▶ _REQUIRED WORK_
A: Please reproduce everything in the Qingu article below from "- Major cult" down to "of other texts.".
B: Besides the Enūma Eliš, which myth does the Qingu article below name as mentioning him?
C: Decide whether each statement agrees with the Qingu article below, and back each verdict with the words of the article that settle it: (i) Qingu's blood is used in the creation of mankind. (ii) Kingu is the most commonly used romanization of his name. (iii) The separate myth in which Qingu may originally have been the antagonist survives.

- Major cult center: Babylon, Assur

Genealogy
- Spouse: Tiamat

= Qingu =

Mesopotamian god

Qingu (𒀭𒆥𒄖, ^{d}qin-gu; less commonly romanized as Kingu) was a Mesopotamian god. He is best known from the Enūma Eliš, where he acts as a subordinate and spouse of Tiamat, and an adversary of Marduk. After his defeat he is killed and his blood is used in the creation of mankind. It is presumed that he might have originally been the antagonist of a separate myth unrelated to Tiamat, though this composition does not survive, and the majority of references to him are allusions to his defeat at the hands of Marduk in Enūma Eliš. He is also mentioned in the myth The Defeat of Enutila, Enmešarra, and Qingu and in a variety of other texts.

==Name==
The most widespread spelling of Qingu's name in cuneiform is ^{d}qin-gu, though sporadically ^{d}qi-in-gu, ^{d}qin-ga and ^{d}qin-gi occur as well. A further variant, ^{d}qin-gu-gu, is presumed to be a dittographic error. While the romanization Kingu can be sometimes found in modern literature, Qingu is the most commonly used, and is presumed to be more accurate to the original pronunciation.

▶ _GIVEN DATA_
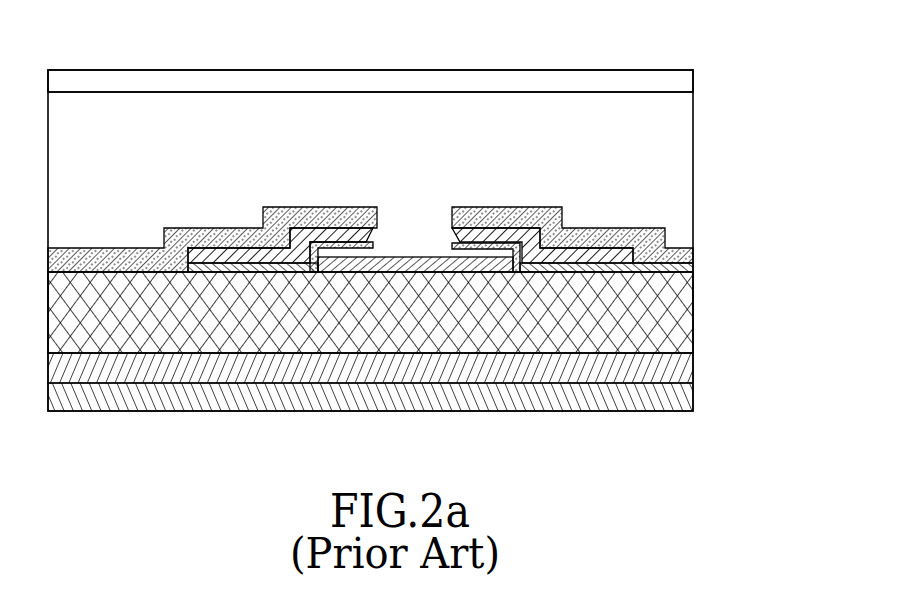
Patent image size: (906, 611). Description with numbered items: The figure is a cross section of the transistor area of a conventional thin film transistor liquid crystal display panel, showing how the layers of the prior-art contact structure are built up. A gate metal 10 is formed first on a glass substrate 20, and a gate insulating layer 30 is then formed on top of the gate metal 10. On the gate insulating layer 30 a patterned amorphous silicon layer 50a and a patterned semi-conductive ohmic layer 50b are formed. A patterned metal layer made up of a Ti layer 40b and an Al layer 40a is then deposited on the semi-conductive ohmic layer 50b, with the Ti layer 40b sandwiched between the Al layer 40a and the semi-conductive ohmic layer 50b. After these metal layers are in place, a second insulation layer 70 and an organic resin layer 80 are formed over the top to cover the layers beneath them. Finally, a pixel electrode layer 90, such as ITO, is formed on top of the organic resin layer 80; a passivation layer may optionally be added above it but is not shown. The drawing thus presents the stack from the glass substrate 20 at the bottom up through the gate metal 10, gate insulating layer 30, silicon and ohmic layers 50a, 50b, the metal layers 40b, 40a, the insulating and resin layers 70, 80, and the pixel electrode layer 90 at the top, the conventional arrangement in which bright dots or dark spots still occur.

▶ _ANSWERS BY TASK_
A:
- Major cult center: Babylon, Assur

Genealogy
- Spouse: Tiamat

= Qingu =

Mesopotamian god

Qingu (𒀭𒆥𒄖, ^{d}qin-gu; less commonly romanized as Kingu) was a Mesopotamian god. He is best known from the Enūma Eliš, where he acts as a subordinate and spouse of Tiamat, and an adversary of Marduk. After his defeat he is killed and his blood is used in the creation of mankind. It is presumed that he might have originally been the antagonist of a separate myth unrelated to Tiamat, though this composition does not survive, and the majority of references to him are allusions to his defeat at the hands of Marduk in Enūma Eliš. He is also mentioned in the myth The Defeat of Enutila, Enmešarra, and Qingu and in a variety of other texts.

B: The Defeat of Enutila, Enmešarra, and Qingu.

C:
(i) Yes: "his blood is used in the creation of mankind"
(ii) No: "Qingu is the most commonly used"
(iii) No: "this composition does not survive"